▸ Exercise description
Check each line of the material below for "документы", then copy the ones that contain it.

▸ Given records

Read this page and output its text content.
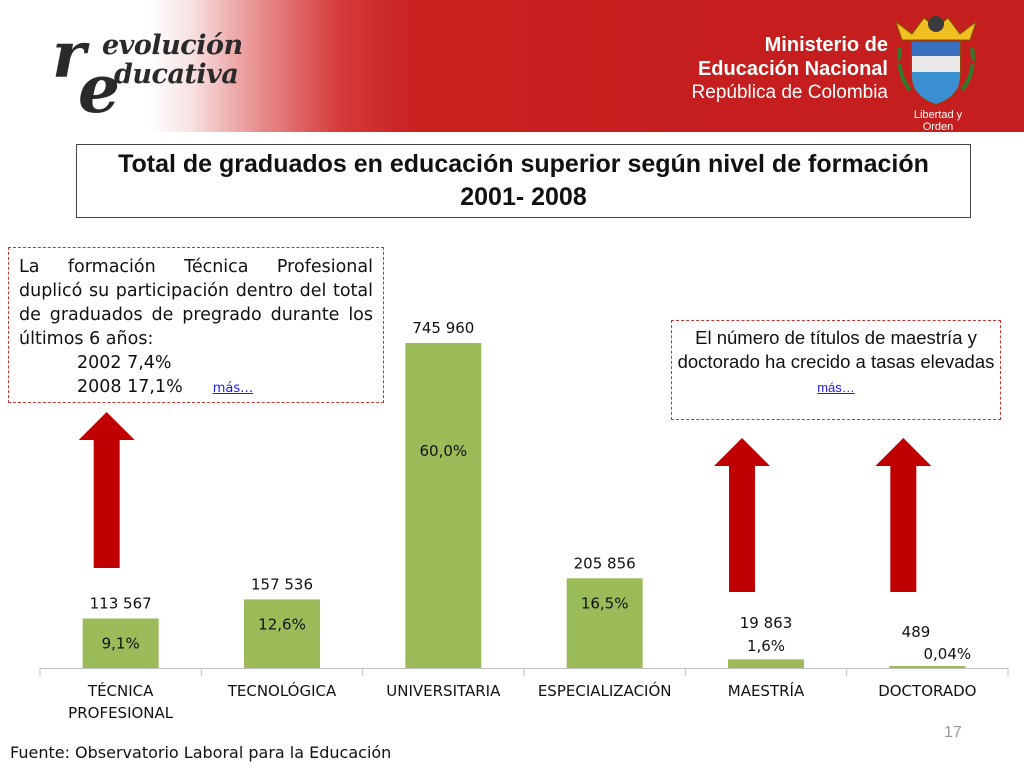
r
e
evolución
ducativa
Ministerio de
Educación Nacional
República de Colombia
Libertad y Orden
Total de graduados en educación superior según nivel de formación 2001- 2008
113 567
9,1%
TÉCNICA
PROFESIONAL
157 536
12,6%
TECNOLÓGICA
745 960
60,0%
UNIVERSITARIA
205 856
16,5%
ESPECIALIZACIÓN
19 863
1,6%
MAESTRÍA
489
0,04%
DOCTORADO
La formación Técnica Profesional duplicó su participación dentro del total de graduados de pregrado durante los últimos 6 años:
2002 7,4%
2008 17,1% más…
El número de títulos de maestría y doctorado ha crecido a tasas elevadas
más…
17
Fuente: Observatorio Laboral para la Educación
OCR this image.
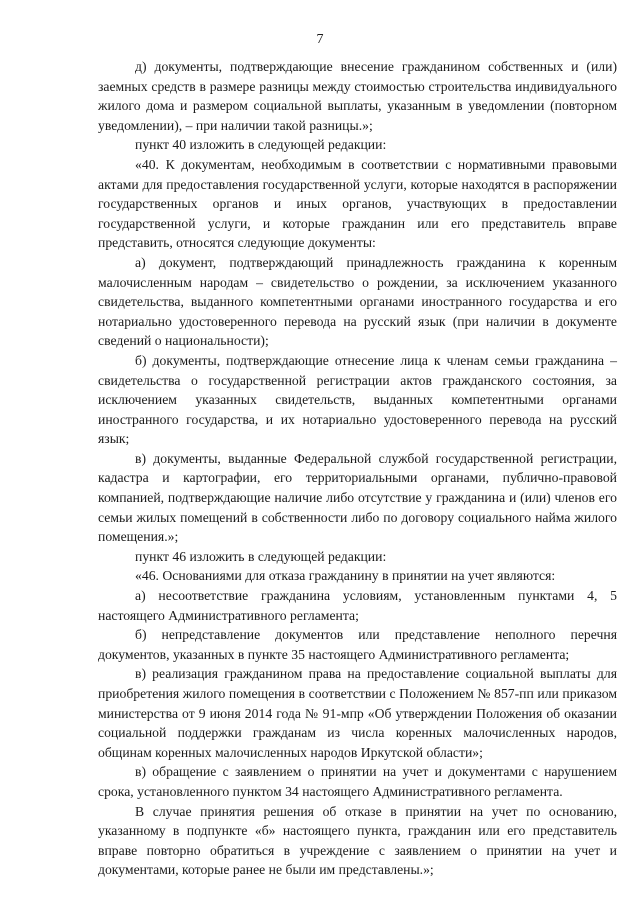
7

д) документы, подтверждающие внесение гражданином собственных и (или) заемных средств в размере разницы между стоимостью строительства индивидуального жилого дома и размером социальной выплаты, указанным в уведомлении (повторном уведомлении), – при наличии такой разницы.»;

пункт 40 изложить в следующей редакции:

«40. К документам, необходимым в соответствии с нормативными правовыми актами для предоставления государственной услуги, которые находятся в распоряжении государственных органов и иных органов, участвующих в предоставлении государственной услуги, и которые гражданин или его представитель вправе представить, относятся следующие документы:

а) документ, подтверждающий принадлежность гражданина к коренным малочисленным народам – свидетельство о рождении, за исключением указанного свидетельства, выданного компетентными органами иностранного государства и его нотариально удостоверенного перевода на русский язык (при наличии в документе сведений о национальности);

б) документы, подтверждающие отнесение лица к членам семьи гражданина – свидетельства о государственной регистрации актов гражданского состояния, за исключением указанных свидетельств, выданных компетентными органами иностранного государства, и их нотариально удостоверенного перевода на русский язык;

в) документы, выданные Федеральной службой государственной регистрации, кадастра и картографии, его территориальными органами, публично-правовой компанией, подтверждающие наличие либо отсутствие у гражданина и (или) членов его семьи жилых помещений в собственности либо по договору социального найма жилого помещения.»;

пункт 46 изложить в следующей редакции:

«46. Основаниями для отказа гражданину в принятии на учет являются:

а) несоответствие гражданина условиям, установленным пунктами 4, 5 настоящего Административного регламента;

б) непредставление документов или представление неполного перечня документов, указанных в пункте 35 настоящего Административного регламента;

в) реализация гражданином права на предоставление социальной выплаты для приобретения жилого помещения в соответствии с Положением № 857-пп или приказом министерства от 9 июня 2014 года № 91-мпр «Об утверждении Положения об оказании социальной поддержки гражданам из числа коренных малочисленных народов, общинам коренных малочисленных народов Иркутской области»;

в) обращение с заявлением о принятии на учет и документами с нарушением срока, установленного пунктом 34 настоящего Административного регламента.

В случае принятия решения об отказе в принятии на учет по основанию, указанному в подпункте «б» настоящего пункта, гражданин или его представитель вправе повторно обратиться в учреждение с заявлением о принятии на учет и документами, которые ранее не были им представлены.»;
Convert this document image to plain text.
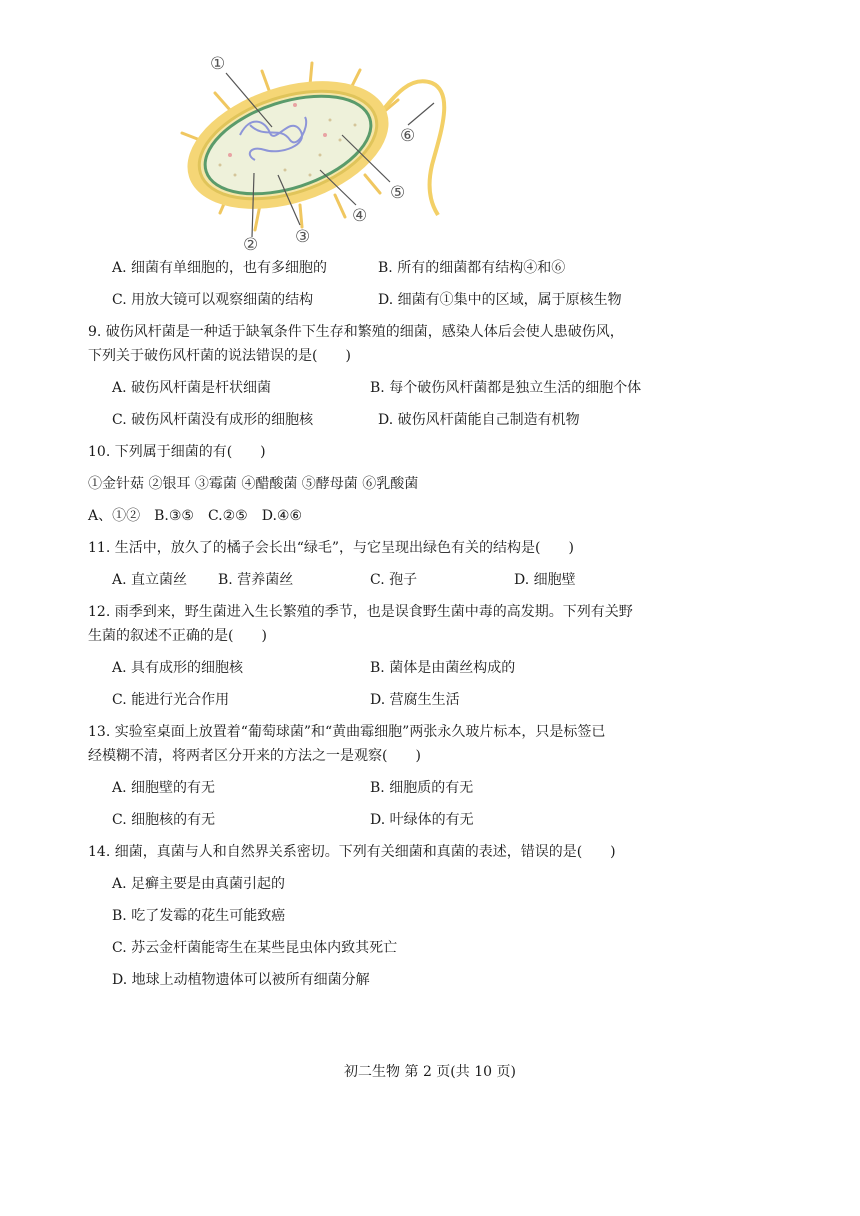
①
② ③
④
⑤
⑥
A. 细菌有单细胞的，也有多细胞的	B. 所有的细菌都有结构④和⑥
C. 用放大镜可以观察细菌的结构	D. 细菌有①集中的区域，属于原核生物
9. 破伤风杆菌是一种适于缺氧条件下生存和繁殖的细菌，感染人体后会使人患破伤风，
下列关于破伤风杆菌的说法错误的是(　　)
A. 破伤风杆菌是杆状细菌	B. 每个破伤风杆菌都是独立生活的细胞个体
C. 破伤风杆菌没有成形的细胞核	D. 破伤风杆菌能自己制造有机物
10. 下列属于细菌的有(　　)
①金针菇 ②银耳 ③霉菌 ④醋酸菌 ⑤酵母菌 ⑥乳酸菌
A、①②　B.③⑤　C.②⑤　D.④⑥
11. 生活中，放久了的橘子会长出“绿毛”，与它呈现出绿色有关的结构是(　　)
A. 直立菌丝 B. 营养菌丝	C. 孢子	D. 细胞壁
12. 雨季到来，野生菌进入生长繁殖的季节，也是误食野生菌中毒的高发期。下列有关野
生菌的叙述不正确的是(　　)
A. 具有成形的细胞核	B. 菌体是由菌丝构成的
C. 能进行光合作用	D. 营腐生生活
13. 实验室桌面上放置着“葡萄球菌”和“黄曲霉细胞”两张永久玻片标本，只是标签已
经模糊不清，将两者区分开来的方法之一是观察(　　)
A. 细胞壁的有无	B. 细胞质的有无
C. 细胞核的有无	D. 叶绿体的有无
14. 细菌，真菌与人和自然界关系密切。下列有关细菌和真菌的表述，错误的是(　　)
A. 足癣主要是由真菌引起的
B. 吃了发霉的花生可能致癌
C. 苏云金杆菌能寄生在某些昆虫体内致其死亡
D. 地球上动植物遗体可以被所有细菌分解
初二生物 第 2 页(共 10 页)
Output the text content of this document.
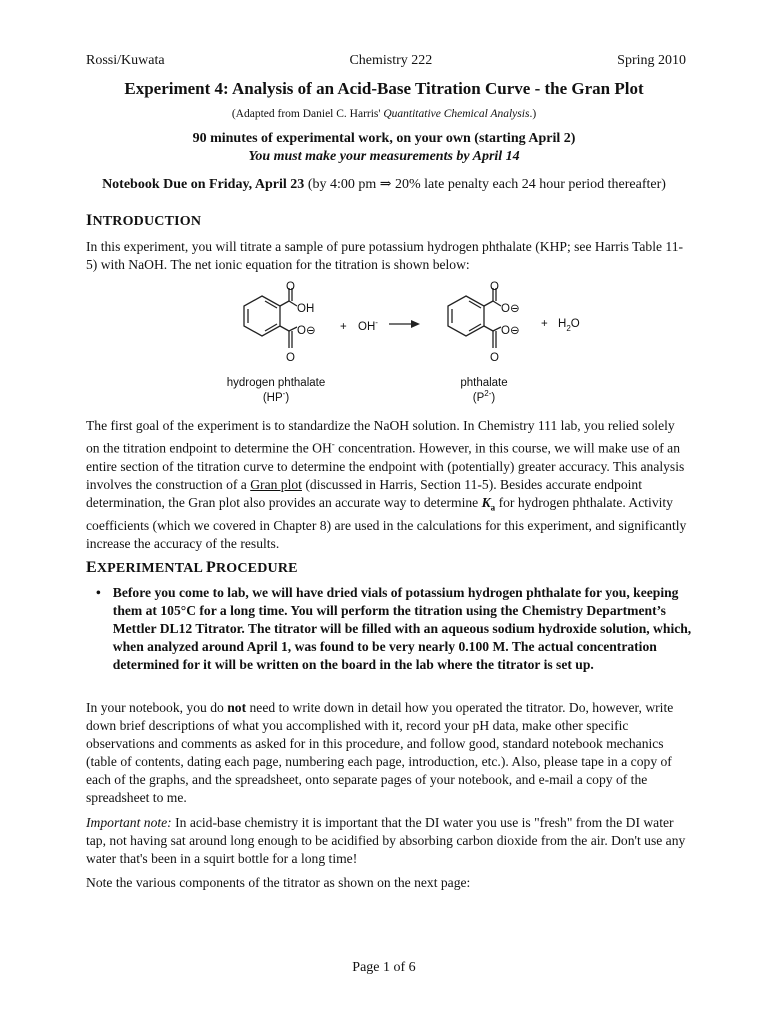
Rossi/Kuwata	Chemistry 222	Spring 2010
Experiment 4: Analysis of an Acid-Base Titration Curve - the Gran Plot
(Adapted from Daniel C. Harris' Quantitative Chemical Analysis.)
90 minutes of experimental work, on your own (starting April 2)
You must make your measurements by April 14
Notebook Due on Friday, April 23 (by 4:00 pm ⇒ 20% late penalty each 24 hour period thereafter)
INTRODUCTION
In this experiment, you will titrate a sample of pure potassium hydrogen phthalate (KHP; see Harris Table 11-5) with NaOH. The net ionic equation for the titration is shown below:
O
OH
O⊖
O
+ OH-
O
O⊖
O⊖
O
+ $H_2O$
hydrogen phthalate
(HP-)
phthalate
$(P^{2-})$
The first goal of the experiment is to standardize the NaOH solution. In Chemistry 111 lab, you relied solely on the titration endpoint to determine the OH- concentration. However, in this course, we will make use of an entire section of the titration curve to determine the endpoint with (potentially) greater accuracy. This analysis involves the construction of a Gran plot (discussed in Harris, Section 11-5). Besides accurate endpoint determination, the Gran plot also provides an accurate way to determine $K_a$ for hydrogen phthalate. Activity coefficients (which we covered in Chapter 8) are used in the calculations for this experiment, and significantly increase the accuracy of the results.
EXPERIMENTAL PROCEDURE
• Before you come to lab, we will have dried vials of potassium hydrogen phthalate for you, keeping them at 105°C for a long time. You will perform the titration using the Chemistry Department’s Mettler DL12 Titrator. The titrator will be filled with an aqueous sodium hydroxide solution, which, when analyzed around April 1, was found to be very nearly 0.100 M. The actual concentration determined for it will be written on the board in the lab where the titrator is set up.
In your notebook, you do not need to write down in detail how you operated the titrator. Do, however, write down brief descriptions of what you accomplished with it, record your pH data, make other specific observations and comments as asked for in this procedure, and follow good, standard notebook mechanics (table of contents, dating each page, numbering each page, introduction, etc.). Also, please tape in a copy of each of the graphs, and the spreadsheet, onto separate pages of your notebook, and e-mail a copy of the spreadsheet to me.
Important note: In acid-base chemistry it is important that the DI water you use is "fresh" from the DI water tap, not having sat around long enough to be acidified by absorbing carbon dioxide from the air. Don't use any water that's been in a squirt bottle for a long time!
Note the various components of the titrator as shown on the next page:
Page 1 of 6
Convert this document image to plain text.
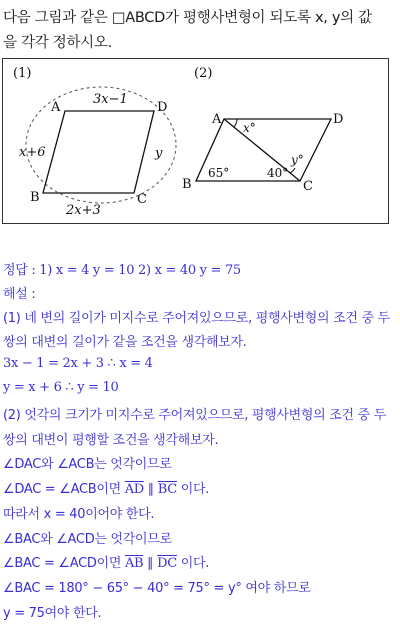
다음 그림과 같은 □ABCD가 평행사변형이 되도록 x, y의 값
을 각각 정하시오.
(1)
A
B	C
D
3x−1
x+6
2x+3
y
(2)
A
B	C
D
x°
y°
65°	40°
정답 : 1) x = 4 y = 10 2) x = 40 y = 75
해설 :
(1) 네 변의 길이가 미지수로 주어져있으므로, 평행사변형의 조건 중 두
쌍의 대변의 길이가 같을 조건을 생각해보자.
3x − 1 = 2x + 3 ∴ x = 4
y = x + 6 ∴ y = 10
(2) 엇각의 크기가 미지수로 주어져있으므로, 평행사변형의 조건 중 두
쌍의 대변이 평행할 조건을 생각해보자.
∠DAC와 ∠ACB는 엇각이므로
∠DAC = ∠ACB이면 $\overline{AD}$ ∥ $\overline{BC}$ 이다.
따라서 x = 40이어야 한다.
∠BAC와 ∠ACD는 엇각이므로
∠BAC = ∠ACD이면 $\overline{AB}$ ∥ $\overline{DC}$ 이다.
∠BAC = 180° − 65° − 40° = 75° = y° 여야 하므로
y = 75여야 한다.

▸ Exercise result
д) документы, подтверждающие внесение гражданином собственных и (или) заемных средств в размере разницы между стоимостью строительства индивидуального жилого дома и размером социальной выплаты, указанным в уведомлении (повторном уведомлении), – при наличии такой разницы.»;
«40. К документам, необходимым в соответствии с нормативными правовыми актами для предоставления государственной услуги, которые находятся в распоряжении государственных органов и иных органов, участвующих в предоставлении государственной услуги, и которые гражданин или его представитель вправе представить, относятся следующие документы:
б) документы, подтверждающие отнесение лица к членам семьи гражданина – свидетельства о государственной регистрации актов гражданского состояния, за исключением указанных свидетельств, выданных компетентными органами иностранного государства, и их нотариально удостоверенного перевода на русский язык;
в) документы, выданные Федеральной службой государственной регистрации, кадастра и картографии, его территориальными органами, публично-правовой компанией, подтверждающие наличие либо отсутствие у гражданина и (или) членов его семьи жилых помещений в собственности либо по договору социального найма жилого помещения.»;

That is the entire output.